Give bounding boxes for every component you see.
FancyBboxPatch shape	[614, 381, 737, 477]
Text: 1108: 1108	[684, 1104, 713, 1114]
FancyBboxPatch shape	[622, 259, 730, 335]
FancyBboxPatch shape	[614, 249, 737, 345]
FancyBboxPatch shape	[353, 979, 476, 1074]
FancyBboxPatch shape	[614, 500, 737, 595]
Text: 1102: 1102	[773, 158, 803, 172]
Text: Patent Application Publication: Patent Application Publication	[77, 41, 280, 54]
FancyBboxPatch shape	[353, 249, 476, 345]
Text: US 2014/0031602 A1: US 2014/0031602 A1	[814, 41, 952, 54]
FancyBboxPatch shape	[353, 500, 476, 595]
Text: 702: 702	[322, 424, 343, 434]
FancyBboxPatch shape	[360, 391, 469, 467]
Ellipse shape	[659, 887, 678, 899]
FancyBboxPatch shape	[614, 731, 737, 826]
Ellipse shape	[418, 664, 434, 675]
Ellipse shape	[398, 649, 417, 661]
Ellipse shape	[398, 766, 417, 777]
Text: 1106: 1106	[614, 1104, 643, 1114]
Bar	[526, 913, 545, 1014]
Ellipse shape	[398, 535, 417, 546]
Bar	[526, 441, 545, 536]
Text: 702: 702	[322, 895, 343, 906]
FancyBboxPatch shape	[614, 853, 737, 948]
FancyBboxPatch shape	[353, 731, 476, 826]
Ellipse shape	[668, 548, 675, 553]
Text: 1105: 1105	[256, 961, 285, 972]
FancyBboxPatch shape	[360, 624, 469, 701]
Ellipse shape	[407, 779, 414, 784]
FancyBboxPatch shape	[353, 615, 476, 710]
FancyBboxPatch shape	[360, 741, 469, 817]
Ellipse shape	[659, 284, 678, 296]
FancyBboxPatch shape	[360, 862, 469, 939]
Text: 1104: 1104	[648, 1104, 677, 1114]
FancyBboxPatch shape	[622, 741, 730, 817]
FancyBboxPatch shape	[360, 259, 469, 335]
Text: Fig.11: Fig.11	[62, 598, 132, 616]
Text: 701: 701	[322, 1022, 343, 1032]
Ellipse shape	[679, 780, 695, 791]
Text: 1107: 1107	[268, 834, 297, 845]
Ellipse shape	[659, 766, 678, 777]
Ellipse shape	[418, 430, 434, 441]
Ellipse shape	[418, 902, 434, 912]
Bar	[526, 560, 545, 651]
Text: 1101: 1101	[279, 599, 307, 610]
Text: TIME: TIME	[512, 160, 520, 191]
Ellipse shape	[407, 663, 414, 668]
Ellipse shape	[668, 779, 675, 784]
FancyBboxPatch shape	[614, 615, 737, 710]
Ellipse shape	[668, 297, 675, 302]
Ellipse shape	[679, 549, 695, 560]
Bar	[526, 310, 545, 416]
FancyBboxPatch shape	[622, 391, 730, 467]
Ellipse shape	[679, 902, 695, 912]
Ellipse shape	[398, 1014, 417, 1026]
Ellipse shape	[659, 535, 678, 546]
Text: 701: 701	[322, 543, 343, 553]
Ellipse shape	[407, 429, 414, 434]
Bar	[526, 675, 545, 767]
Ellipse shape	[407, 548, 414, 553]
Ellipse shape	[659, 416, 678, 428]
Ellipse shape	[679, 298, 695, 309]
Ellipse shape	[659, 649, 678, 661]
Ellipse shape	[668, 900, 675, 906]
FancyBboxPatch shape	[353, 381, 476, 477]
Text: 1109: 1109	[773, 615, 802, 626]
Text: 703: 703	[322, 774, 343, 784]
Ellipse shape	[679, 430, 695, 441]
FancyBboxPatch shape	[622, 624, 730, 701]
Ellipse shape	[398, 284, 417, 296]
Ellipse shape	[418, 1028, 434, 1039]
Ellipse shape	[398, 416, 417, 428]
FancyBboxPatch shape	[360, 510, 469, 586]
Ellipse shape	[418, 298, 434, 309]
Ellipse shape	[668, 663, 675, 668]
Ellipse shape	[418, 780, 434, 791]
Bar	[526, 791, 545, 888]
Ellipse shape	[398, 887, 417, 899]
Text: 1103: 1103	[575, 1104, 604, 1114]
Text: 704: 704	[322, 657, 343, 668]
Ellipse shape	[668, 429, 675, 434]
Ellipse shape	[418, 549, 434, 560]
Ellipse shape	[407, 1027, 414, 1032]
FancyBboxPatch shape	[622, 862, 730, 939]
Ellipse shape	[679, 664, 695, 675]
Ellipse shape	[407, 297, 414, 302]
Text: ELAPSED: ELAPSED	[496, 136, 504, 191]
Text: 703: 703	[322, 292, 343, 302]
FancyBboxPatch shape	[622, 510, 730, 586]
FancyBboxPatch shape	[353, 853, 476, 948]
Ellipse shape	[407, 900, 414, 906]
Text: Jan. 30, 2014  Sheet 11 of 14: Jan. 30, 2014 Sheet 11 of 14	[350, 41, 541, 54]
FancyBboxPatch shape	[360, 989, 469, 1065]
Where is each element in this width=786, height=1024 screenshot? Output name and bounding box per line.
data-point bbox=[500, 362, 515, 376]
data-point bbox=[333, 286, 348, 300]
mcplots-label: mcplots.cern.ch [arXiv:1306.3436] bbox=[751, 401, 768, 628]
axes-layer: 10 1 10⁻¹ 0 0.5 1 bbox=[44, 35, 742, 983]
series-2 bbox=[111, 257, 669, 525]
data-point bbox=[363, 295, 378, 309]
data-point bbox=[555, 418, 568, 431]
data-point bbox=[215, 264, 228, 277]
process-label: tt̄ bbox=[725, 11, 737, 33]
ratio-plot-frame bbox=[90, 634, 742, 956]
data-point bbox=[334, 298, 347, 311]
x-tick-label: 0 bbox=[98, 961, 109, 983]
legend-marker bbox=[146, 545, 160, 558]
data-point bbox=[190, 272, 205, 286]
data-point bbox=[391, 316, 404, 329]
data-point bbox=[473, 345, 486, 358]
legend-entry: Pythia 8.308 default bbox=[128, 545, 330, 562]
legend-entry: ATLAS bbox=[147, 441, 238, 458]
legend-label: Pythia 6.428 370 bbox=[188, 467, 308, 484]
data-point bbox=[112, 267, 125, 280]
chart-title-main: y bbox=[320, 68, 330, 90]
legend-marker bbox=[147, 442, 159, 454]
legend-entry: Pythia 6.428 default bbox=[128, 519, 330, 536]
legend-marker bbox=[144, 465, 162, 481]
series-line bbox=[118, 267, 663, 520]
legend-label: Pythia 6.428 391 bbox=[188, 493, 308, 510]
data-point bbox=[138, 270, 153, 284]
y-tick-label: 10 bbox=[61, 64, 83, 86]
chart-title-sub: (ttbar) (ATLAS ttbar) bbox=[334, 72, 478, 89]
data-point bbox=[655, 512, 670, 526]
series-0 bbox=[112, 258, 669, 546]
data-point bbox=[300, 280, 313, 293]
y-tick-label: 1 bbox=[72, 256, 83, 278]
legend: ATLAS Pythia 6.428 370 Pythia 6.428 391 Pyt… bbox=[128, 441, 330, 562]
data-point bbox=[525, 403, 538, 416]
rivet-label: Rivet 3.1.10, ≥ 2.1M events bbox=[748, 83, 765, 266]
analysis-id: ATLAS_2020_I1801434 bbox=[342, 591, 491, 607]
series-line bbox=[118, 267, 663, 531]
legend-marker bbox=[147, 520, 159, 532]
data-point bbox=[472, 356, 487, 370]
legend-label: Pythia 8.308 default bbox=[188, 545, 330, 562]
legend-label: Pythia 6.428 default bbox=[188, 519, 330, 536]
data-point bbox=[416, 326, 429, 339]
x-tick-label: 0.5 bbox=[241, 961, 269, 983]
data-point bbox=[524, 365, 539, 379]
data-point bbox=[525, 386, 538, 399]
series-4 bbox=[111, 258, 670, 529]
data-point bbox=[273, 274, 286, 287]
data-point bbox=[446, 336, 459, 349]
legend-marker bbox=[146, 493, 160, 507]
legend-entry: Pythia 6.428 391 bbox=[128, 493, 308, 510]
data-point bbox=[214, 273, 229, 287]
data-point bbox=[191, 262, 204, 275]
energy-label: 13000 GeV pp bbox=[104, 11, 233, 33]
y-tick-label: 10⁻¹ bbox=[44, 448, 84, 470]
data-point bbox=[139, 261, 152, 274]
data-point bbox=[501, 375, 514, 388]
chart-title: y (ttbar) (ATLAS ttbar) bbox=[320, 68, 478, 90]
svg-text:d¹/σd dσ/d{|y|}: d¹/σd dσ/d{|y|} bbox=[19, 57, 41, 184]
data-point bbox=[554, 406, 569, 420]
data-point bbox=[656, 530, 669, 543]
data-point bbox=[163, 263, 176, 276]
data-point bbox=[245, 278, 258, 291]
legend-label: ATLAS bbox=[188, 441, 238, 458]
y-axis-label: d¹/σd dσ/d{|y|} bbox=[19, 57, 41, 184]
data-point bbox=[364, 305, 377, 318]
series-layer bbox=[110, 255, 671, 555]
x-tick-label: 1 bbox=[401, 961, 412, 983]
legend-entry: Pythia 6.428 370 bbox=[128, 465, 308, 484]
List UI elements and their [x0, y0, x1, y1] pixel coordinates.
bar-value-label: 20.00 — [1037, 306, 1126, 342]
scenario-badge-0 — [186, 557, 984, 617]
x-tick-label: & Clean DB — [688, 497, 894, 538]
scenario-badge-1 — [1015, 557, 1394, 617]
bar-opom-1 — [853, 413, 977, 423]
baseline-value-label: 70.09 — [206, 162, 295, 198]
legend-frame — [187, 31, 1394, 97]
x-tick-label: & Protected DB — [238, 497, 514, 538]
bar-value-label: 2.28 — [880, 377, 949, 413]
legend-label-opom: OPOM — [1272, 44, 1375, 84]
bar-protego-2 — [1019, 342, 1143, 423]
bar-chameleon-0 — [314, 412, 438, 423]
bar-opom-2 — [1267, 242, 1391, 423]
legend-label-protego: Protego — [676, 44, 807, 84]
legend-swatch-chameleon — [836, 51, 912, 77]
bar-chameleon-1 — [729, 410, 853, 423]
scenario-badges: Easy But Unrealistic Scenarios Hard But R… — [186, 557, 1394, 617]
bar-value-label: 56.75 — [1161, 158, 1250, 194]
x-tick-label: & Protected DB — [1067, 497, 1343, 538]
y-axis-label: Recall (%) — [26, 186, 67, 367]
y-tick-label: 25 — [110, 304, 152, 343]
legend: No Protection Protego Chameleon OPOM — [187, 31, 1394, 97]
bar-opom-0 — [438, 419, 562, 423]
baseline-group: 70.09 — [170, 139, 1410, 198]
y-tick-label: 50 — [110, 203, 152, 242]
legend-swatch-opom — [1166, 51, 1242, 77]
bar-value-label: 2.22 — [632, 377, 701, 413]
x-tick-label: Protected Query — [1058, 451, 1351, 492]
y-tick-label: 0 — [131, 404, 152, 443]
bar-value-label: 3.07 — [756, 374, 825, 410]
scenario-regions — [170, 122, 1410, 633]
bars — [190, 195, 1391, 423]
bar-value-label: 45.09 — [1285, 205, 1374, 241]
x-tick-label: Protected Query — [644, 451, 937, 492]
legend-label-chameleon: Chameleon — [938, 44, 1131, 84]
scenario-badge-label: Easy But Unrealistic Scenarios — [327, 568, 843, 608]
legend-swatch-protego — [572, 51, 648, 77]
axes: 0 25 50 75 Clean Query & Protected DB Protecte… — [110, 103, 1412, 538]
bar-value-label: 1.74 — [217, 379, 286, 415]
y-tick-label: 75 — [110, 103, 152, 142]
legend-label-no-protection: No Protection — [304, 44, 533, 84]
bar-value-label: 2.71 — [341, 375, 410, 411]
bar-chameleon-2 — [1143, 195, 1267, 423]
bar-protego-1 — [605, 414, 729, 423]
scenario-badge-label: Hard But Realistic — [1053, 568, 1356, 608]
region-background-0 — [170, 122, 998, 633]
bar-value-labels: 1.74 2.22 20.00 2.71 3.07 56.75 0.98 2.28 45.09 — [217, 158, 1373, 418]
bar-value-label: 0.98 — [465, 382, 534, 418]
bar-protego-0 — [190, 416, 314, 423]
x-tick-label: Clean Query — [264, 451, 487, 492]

Given instruction: Copy the entries word for word, starting at the first line and stopping after the line that contains "500, 737, 595]".

Result for this exercise:
Give bounding boxes for every component you see.
FancyBboxPatch shape	[614, 381, 737, 477]
Text: 1108: 1108	[684, 1104, 713, 1114]
FancyBboxPatch shape	[622, 259, 730, 335]
FancyBboxPatch shape	[614, 249, 737, 345]
FancyBboxPatch shape	[353, 979, 476, 1074]
FancyBboxPatch shape	[614, 500, 737, 595]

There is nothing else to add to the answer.